> [Stored rows]:
------------------------------------

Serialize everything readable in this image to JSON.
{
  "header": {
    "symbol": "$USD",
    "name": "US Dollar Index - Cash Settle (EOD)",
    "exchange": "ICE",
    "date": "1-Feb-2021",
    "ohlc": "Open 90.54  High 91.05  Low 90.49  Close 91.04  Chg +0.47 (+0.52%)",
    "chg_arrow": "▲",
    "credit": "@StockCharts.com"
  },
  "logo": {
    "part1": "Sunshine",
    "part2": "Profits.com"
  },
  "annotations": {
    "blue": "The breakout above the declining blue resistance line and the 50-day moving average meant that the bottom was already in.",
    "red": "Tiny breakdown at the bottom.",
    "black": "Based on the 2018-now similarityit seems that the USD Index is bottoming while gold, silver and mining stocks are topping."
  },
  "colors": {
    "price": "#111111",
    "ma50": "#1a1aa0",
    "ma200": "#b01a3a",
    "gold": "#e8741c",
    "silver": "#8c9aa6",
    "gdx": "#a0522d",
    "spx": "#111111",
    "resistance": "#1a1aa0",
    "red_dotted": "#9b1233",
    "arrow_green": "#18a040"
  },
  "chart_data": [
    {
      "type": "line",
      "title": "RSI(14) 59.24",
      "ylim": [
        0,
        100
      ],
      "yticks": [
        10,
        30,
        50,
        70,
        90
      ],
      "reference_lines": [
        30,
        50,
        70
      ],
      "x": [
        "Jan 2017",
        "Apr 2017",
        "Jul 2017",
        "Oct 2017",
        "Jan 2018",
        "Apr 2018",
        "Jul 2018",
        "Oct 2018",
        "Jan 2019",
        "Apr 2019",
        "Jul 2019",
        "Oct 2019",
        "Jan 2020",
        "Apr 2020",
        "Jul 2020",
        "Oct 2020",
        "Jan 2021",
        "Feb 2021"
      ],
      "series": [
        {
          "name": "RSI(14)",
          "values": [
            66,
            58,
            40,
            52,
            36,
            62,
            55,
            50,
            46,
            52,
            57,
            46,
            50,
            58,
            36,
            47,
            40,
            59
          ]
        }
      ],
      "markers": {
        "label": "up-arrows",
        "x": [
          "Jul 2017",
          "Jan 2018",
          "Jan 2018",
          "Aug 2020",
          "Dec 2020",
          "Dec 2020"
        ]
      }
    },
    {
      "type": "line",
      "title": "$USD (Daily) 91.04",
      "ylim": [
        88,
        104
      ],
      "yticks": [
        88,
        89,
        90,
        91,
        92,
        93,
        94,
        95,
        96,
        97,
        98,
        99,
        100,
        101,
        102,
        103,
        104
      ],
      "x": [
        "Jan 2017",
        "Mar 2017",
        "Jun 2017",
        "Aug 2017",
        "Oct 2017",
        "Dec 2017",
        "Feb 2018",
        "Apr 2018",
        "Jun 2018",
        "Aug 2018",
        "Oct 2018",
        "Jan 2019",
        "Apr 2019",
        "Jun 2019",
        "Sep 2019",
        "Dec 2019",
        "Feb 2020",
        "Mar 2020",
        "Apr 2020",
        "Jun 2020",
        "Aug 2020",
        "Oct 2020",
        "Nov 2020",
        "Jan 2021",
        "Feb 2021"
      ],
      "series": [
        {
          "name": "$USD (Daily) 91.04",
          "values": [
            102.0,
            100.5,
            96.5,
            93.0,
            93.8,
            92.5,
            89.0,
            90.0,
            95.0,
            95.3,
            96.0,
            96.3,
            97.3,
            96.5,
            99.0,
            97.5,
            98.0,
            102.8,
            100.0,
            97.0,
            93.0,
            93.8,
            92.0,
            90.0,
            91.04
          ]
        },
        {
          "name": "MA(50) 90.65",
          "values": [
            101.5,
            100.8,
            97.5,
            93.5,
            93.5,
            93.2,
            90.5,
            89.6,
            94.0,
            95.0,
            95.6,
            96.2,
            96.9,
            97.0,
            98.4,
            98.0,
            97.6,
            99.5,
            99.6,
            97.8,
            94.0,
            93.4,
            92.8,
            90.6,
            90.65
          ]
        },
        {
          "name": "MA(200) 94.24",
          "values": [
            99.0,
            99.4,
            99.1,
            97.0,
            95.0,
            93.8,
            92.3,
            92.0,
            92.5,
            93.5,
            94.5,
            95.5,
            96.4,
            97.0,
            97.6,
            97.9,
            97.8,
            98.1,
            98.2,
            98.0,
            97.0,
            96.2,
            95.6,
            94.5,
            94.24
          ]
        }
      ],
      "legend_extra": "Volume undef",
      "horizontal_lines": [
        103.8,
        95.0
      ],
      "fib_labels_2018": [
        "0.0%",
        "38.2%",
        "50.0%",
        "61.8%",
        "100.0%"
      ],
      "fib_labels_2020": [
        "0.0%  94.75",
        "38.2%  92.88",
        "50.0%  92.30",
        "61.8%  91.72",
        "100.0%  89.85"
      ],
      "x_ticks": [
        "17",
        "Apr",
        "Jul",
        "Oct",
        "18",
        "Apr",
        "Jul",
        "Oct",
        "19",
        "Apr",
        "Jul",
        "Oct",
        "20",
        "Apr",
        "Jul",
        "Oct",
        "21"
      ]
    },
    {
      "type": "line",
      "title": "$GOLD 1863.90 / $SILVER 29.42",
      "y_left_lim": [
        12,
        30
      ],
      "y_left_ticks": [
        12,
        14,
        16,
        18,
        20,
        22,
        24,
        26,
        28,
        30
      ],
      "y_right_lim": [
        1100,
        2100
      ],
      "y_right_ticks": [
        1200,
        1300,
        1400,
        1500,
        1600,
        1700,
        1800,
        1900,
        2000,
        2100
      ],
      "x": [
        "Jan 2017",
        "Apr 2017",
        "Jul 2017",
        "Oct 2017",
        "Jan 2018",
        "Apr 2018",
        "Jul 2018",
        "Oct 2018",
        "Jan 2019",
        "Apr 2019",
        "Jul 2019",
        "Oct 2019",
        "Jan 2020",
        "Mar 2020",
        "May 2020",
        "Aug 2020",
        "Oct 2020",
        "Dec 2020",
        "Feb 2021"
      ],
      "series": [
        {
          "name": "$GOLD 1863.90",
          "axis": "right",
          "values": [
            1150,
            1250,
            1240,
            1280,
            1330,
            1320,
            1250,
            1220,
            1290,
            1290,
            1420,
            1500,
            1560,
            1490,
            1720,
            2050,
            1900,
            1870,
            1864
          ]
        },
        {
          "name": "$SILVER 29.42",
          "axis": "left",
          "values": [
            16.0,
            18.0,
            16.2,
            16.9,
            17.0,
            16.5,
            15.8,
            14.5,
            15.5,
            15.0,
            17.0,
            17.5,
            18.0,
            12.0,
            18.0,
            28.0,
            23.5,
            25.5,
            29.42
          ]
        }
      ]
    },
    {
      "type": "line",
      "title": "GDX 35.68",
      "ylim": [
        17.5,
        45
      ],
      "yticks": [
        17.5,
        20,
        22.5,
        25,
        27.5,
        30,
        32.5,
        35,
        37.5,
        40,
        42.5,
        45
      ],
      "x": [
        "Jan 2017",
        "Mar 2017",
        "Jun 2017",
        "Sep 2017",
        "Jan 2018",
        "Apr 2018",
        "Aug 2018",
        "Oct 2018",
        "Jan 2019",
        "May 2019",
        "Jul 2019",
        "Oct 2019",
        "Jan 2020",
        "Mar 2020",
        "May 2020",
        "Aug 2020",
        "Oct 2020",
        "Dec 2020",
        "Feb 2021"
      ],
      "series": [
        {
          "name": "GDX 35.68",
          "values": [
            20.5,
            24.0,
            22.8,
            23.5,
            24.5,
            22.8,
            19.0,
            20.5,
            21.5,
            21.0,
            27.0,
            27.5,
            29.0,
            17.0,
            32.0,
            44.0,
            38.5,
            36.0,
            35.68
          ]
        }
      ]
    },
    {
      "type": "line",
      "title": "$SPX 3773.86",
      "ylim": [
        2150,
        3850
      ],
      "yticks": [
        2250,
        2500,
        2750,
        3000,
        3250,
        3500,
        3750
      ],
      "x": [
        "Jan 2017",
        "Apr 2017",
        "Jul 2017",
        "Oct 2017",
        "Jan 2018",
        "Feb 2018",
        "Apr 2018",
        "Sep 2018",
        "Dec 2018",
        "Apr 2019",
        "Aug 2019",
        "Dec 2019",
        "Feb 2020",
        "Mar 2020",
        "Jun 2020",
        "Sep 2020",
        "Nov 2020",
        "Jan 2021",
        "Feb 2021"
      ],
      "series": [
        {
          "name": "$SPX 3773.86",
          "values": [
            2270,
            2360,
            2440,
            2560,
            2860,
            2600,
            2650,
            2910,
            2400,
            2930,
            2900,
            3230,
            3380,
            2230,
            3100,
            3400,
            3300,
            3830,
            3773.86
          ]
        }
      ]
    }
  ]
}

------------------------------------

> [Description of the task]:
From the entries above, copy each line holding "that".

> [Answer to this problem]:
    "blue": "The breakout above the declining blue resistance line and the 50-day moving average meant that the bottom was already in.",
    "black": "Based on the 2018-now similarityit seems that the USD Index is bottoming while gold, silver and mining stocks are topping."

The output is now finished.